- BRIEF
Will you transcribe all the entries word for word, skipping the pictures they hold?

Start of MATERIAL FOR THE TASK

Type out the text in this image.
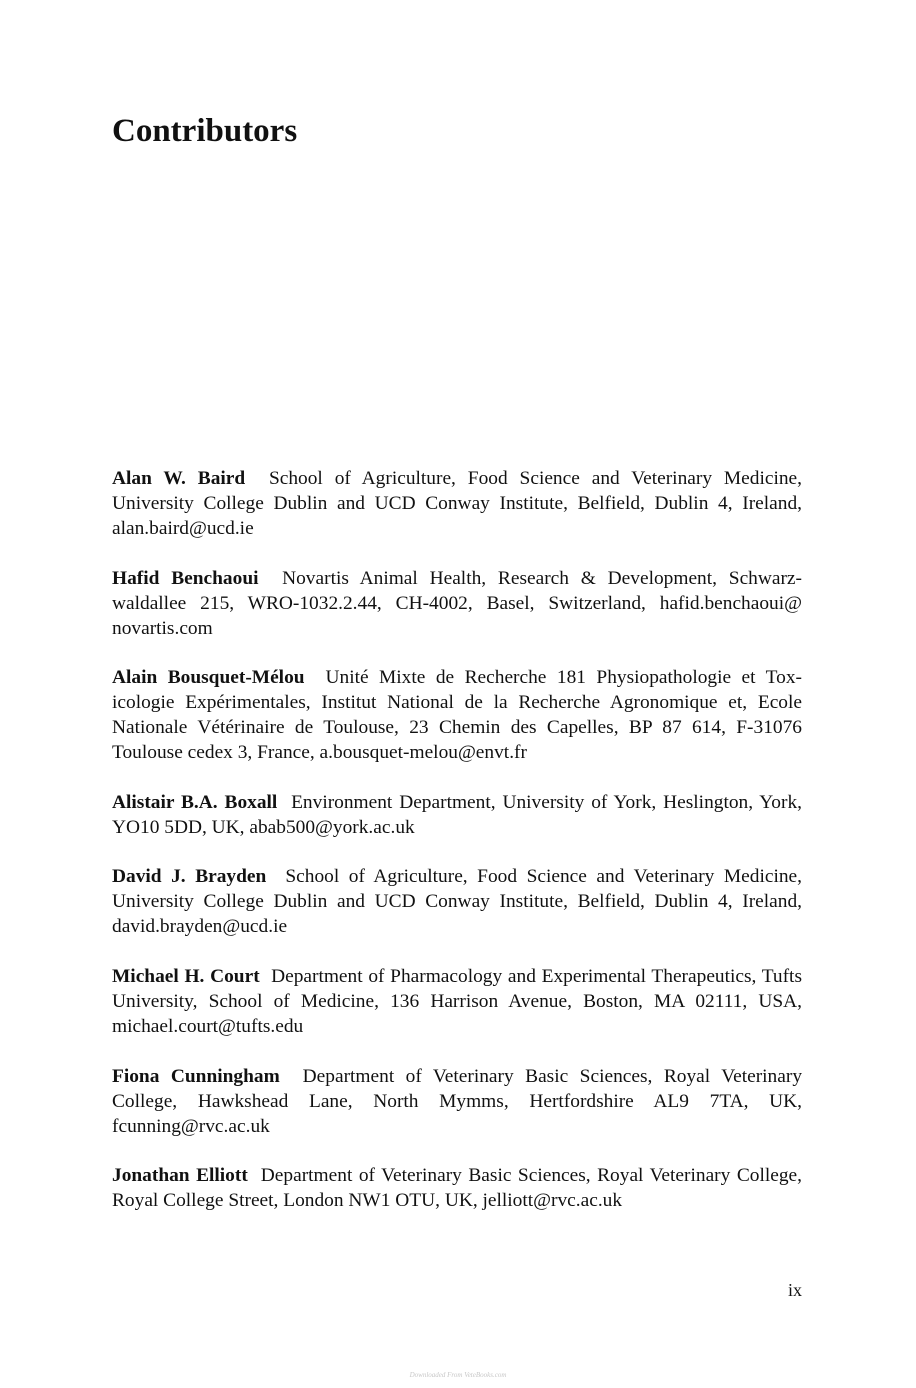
Contributors

Alan W. Baird School of Agriculture, Food Science and Veterinary Medicine, University College Dublin and UCD Conway Institute, Belfield, Dublin 4, Ireland, alan.baird@ucd.ie

Hafid Benchaoui Novartis Animal Health, Research & Development, Schwarz-waldallee 215, WRO-1032.2.44, CH-4002, Basel, Switzerland, hafid.benchaoui@ novartis.com

Alain Bousquet-Mélou Unité Mixte de Recherche 181 Physiopathologie et Tox-icologie Expérimentales, Institut National de la Recherche Agronomique et, Ecole Nationale Vétérinaire de Toulouse, 23 Chemin des Capelles, BP 87 614, F-31076 Toulouse cedex 3, France, a.bousquet-melou@envt.fr

Alistair B.A. Boxall Environment Department, University of York, Heslington, York, YO10 5DD, UK, abab500@york.ac.uk

David J. Brayden School of Agriculture, Food Science and Veterinary Medicine, University College Dublin and UCD Conway Institute, Belfield, Dublin 4, Ireland, david.brayden@ucd.ie

Michael H. Court Department of Pharmacology and Experimental Therapeutics, Tufts University, School of Medicine, 136 Harrison Avenue, Boston, MA 02111, USA, michael.court@tufts.edu

Fiona Cunningham Department of Veterinary Basic Sciences, Royal Veterinary College, Hawkshead Lane, North Mymms, Hertfordshire AL9 7TA, UK, fcunning@rvc.ac.uk

Jonathan Elliott Department of Veterinary Basic Sciences, Royal Veterinary College, Royal College Street, London NW1 OTU, UK, jelliott@rvc.ac.uk

ix
Downloaded From VeteBooks.com
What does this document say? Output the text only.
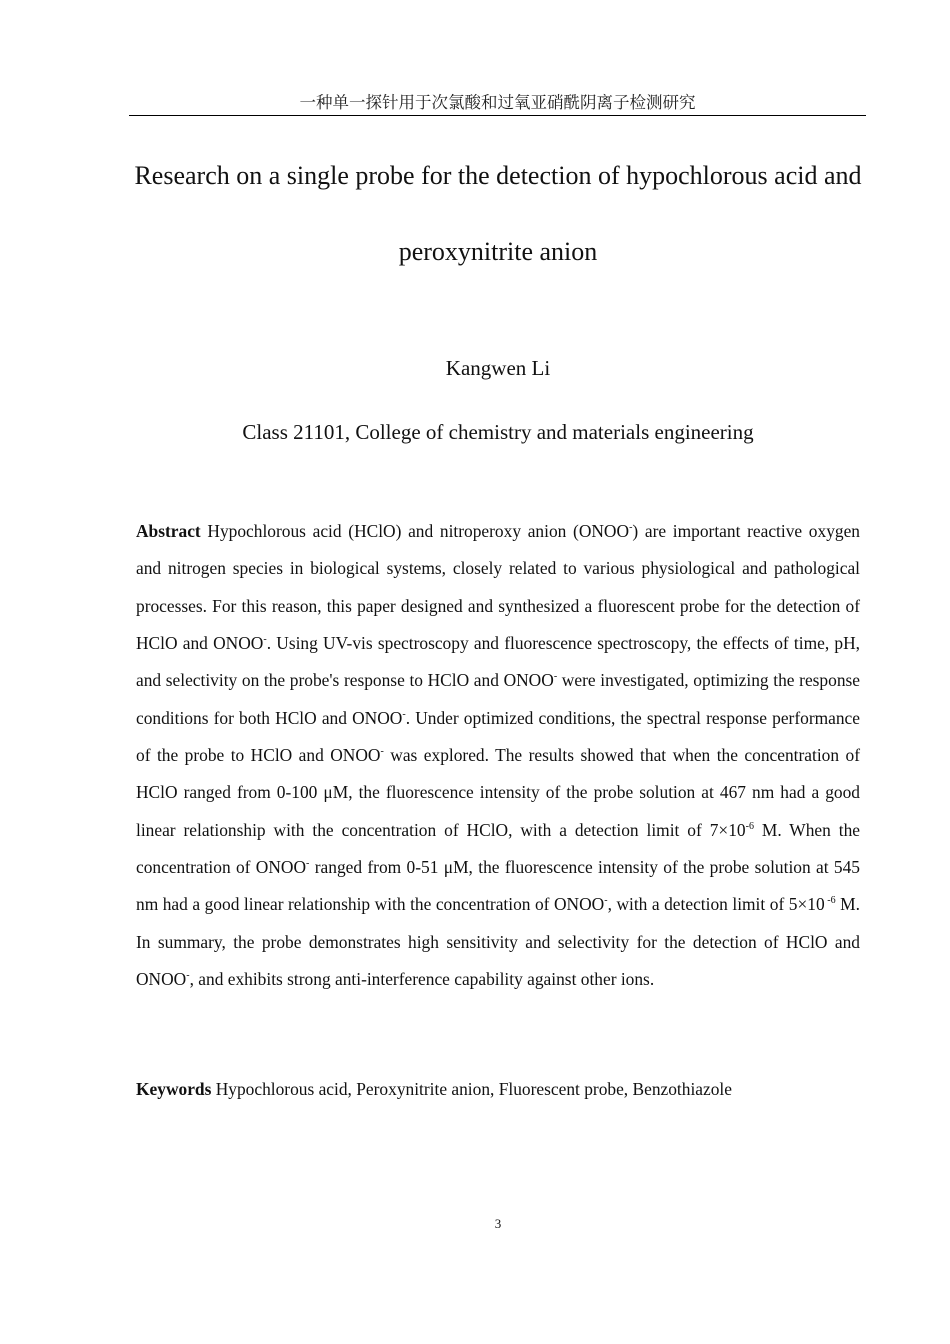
一种单一探针用于次氯酸和过氧亚硝酰阴离子检测研究
Research on a single probe for the detection of hypochlorous acid and peroxynitrite anion
Kangwen Li
Class 21101, College of chemistry and materials engineering

Abstract Hypochlorous acid (HClO) and nitroperoxy anion (ONOO-) are important reactive oxygen and nitrogen species in biological systems, closely related to various physiological and pathological processes. For this reason, this paper designed and synthesized a fluorescent probe for the detection of HClO and ONOO-. Using UV-vis spectroscopy and fluorescence spectroscopy, the effects of time, pH, and selectivity on the probe's response to HClO and ONOO- were investigated, optimizing the response conditions for both HClO and ONOO-. Under optimized conditions, the spectral response performance of the probe to HClO and ONOO- was explored. The results showed that when the concentration of HClO ranged from 0-100 μM, the fluorescence intensity of the probe solution at 467 nm had a good linear relationship with the concentration of HClO, with a detection limit of $7\times 10^{-6}$ M. When the concentration of ONOO- ranged from 0-51 μM, the fluorescence intensity of the probe solution at 545 nm had a good linear relationship with the concentration of ONOO-, with a detection limit of 5×10 $^{-6}$ M. In summary, the probe demonstrates high sensitivity and selectivity for the detection of HClO and ONOO-, and exhibits strong anti-interference capability against other ions.

Keywords Hypochlorous acid, Peroxynitrite anion, Fluorescent probe, Benzothiazole

3
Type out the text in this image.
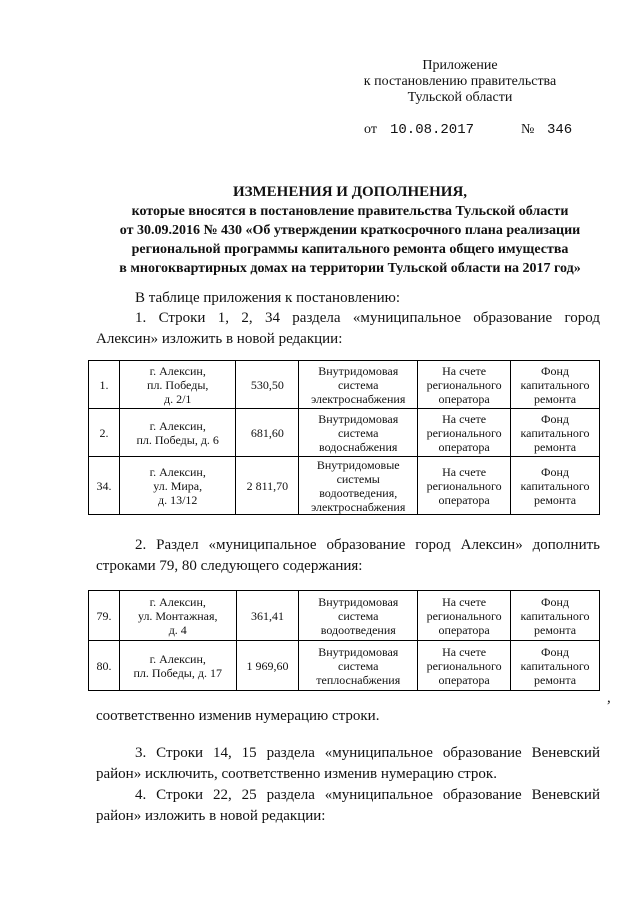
Приложение
к постановлению правительства
Тульской области
от 10.08.2017	№ 346
ИЗМЕНЕНИЯ И ДОПОЛНЕНИЯ,
которые вносятся в постановление правительства Тульской области
от 30.09.2016 № 430 «Об утверждении краткосрочного плана реализации
региональной программы капитального ремонта общего имущества
в многоквартирных домах на территории Тульской области на 2017 год»
В таблице приложения к постановлению:
1. Строки 1, 2, 34 раздела «муниципальное образование город
Алексин» изложить в новой редакции:
1.	г. Алексин,
пл. Победы,
д. 2/1	530,50	Внутридомовая
система
электроснабжения	На счете
регионального
оператора	Фонд
капитального
ремонта
2.	г. Алексин,
пл. Победы, д. 6	681,60	Внутридомовая
система
водоснабжения	На счете
регионального
оператора	Фонд
капитального
ремонта
34.	г. Алексин,
ул. Мира,
д. 13/12	2 811,70	Внутридомовые
системы
водоотведения,
электроснабжения	На счете
регионального
оператора	Фонд
капитального
ремонта
2. Раздел «муниципальное образование город Алексин» дополнить
строками 79, 80 следующего содержания:
79.	г. Алексин,
ул. Монтажная,
д. 4	361,41	Внутридомовая
система
водоотведения	На счете
регионального
оператора	Фонд
капитального
ремонта
80.	г. Алексин,
пл. Победы, д. 17	1 969,60	Внутридомовая
система
теплоснабжения	На счете
регионального
оператора	Фонд
капитального
ремонта
,
соответственно изменив нумерацию строки.
3. Строки 14, 15 раздела «муниципальное образование Веневский
район» исключить, соответственно изменив нумерацию строк.
4. Строки 22, 25 раздела «муниципальное образование Веневский
район» изложить в новой редакции:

End of MATERIAL FOR THE TASK

- SOLUTION TO THIS PROBLEM
Type out the text in this image.
Contributors

Alan W. Baird School of Agriculture, Food Science and Veterinary Medicine, University College Dublin and UCD Conway Institute, Belfield, Dublin 4, Ireland, alan.baird@ucd.ie

Hafid Benchaoui Novartis Animal Health, Research & Development, Schwarz-waldallee 215, WRO-1032.2.44, CH-4002, Basel, Switzerland, hafid.benchaoui@ novartis.com

Alain Bousquet-Mélou Unité Mixte de Recherche 181 Physiopathologie et Tox-icologie Expérimentales, Institut National de la Recherche Agronomique et, Ecole Nationale Vétérinaire de Toulouse, 23 Chemin des Capelles, BP 87 614, F-31076 Toulouse cedex 3, France, a.bousquet-melou@envt.fr

Alistair B.A. Boxall Environment Department, University of York, Heslington, York, YO10 5DD, UK, abab500@york.ac.uk

David J. Brayden School of Agriculture, Food Science and Veterinary Medicine, University College Dublin and UCD Conway Institute, Belfield, Dublin 4, Ireland, david.brayden@ucd.ie

Michael H. Court Department of Pharmacology and Experimental Therapeutics, Tufts University, School of Medicine, 136 Harrison Avenue, Boston, MA 02111, USA, michael.court@tufts.edu

Fiona Cunningham Department of Veterinary Basic Sciences, Royal Veterinary College, Hawkshead Lane, North Mymms, Hertfordshire AL9 7TA, UK, fcunning@rvc.ac.uk

Jonathan Elliott Department of Veterinary Basic Sciences, Royal Veterinary College, Royal College Street, London NW1 OTU, UK, jelliott@rvc.ac.uk

ix
Downloaded From VeteBooks.com
What does this document say? Output the text only.
一种单一探针用于次氯酸和过氧亚硝酰阴离子检测研究
Research on a single probe for the detection of hypochlorous acid and peroxynitrite anion
Kangwen Li
Class 21101, College of chemistry and materials engineering

Abstract Hypochlorous acid (HClO) and nitroperoxy anion (ONOO-) are important reactive oxygen and nitrogen species in biological systems, closely related to various physiological and pathological processes. For this reason, this paper designed and synthesized a fluorescent probe for the detection of HClO and ONOO-. Using UV-vis spectroscopy and fluorescence spectroscopy, the effects of time, pH, and selectivity on the probe's response to HClO and ONOO- were investigated, optimizing the response conditions for both HClO and ONOO-. Under optimized conditions, the spectral response performance of the probe to HClO and ONOO- was explored. The results showed that when the concentration of HClO ranged from 0-100 μM, the fluorescence intensity of the probe solution at 467 nm had a good linear relationship with the concentration of HClO, with a detection limit of $7\times 10^{-6}$ M. When the concentration of ONOO- ranged from 0-51 μM, the fluorescence intensity of the probe solution at 545 nm had a good linear relationship with the concentration of ONOO-, with a detection limit of 5×10 $^{-6}$ M. In summary, the probe demonstrates high sensitivity and selectivity for the detection of HClO and ONOO-, and exhibits strong anti-interference capability against other ions.

Keywords Hypochlorous acid, Peroxynitrite anion, Fluorescent probe, Benzothiazole

3
Type out the text in this image.
Приложение
к постановлению правительства
Тульской области
от 10.08.2017	№ 346
ИЗМЕНЕНИЯ И ДОПОЛНЕНИЯ,
которые вносятся в постановление правительства Тульской области
от 30.09.2016 № 430 «Об утверждении краткосрочного плана реализации
региональной программы капитального ремонта общего имущества
в многоквартирных домах на территории Тульской области на 2017 год»
В таблице приложения к постановлению:
1. Строки 1, 2, 34 раздела «муниципальное образование город
Алексин» изложить в новой редакции:
1.	г. Алексин,
пл. Победы,
д. 2/1	530,50	Внутридомовая
система
электроснабжения	На счете
регионального
оператора	Фонд
капитального
ремонта
2.	г. Алексин,
пл. Победы, д. 6	681,60	Внутридомовая
система
водоснабжения	На счете
регионального
оператора	Фонд
капитального
ремонта
34.	г. Алексин,
ул. Мира,
д. 13/12	2 811,70	Внутридомовые
системы
водоотведения,
электроснабжения	На счете
регионального
оператора	Фонд
капитального
ремонта
2. Раздел «муниципальное образование город Алексин» дополнить
строками 79, 80 следующего содержания:
79.	г. Алексин,
ул. Монтажная,
д. 4	361,41	Внутридомовая
система
водоотведения	На счете
регионального
оператора	Фонд
капитального
ремонта
80.	г. Алексин,
пл. Победы, д. 17	1 969,60	Внутридомовая
система
теплоснабжения	На счете
регионального
оператора	Фонд
капитального
ремонта
,
соответственно изменив нумерацию строки.
3. Строки 14, 15 раздела «муниципальное образование Веневский
район» исключить, соответственно изменив нумерацию строк.
4. Строки 22, 25 раздела «муниципальное образование Веневский
район» изложить в новой редакции:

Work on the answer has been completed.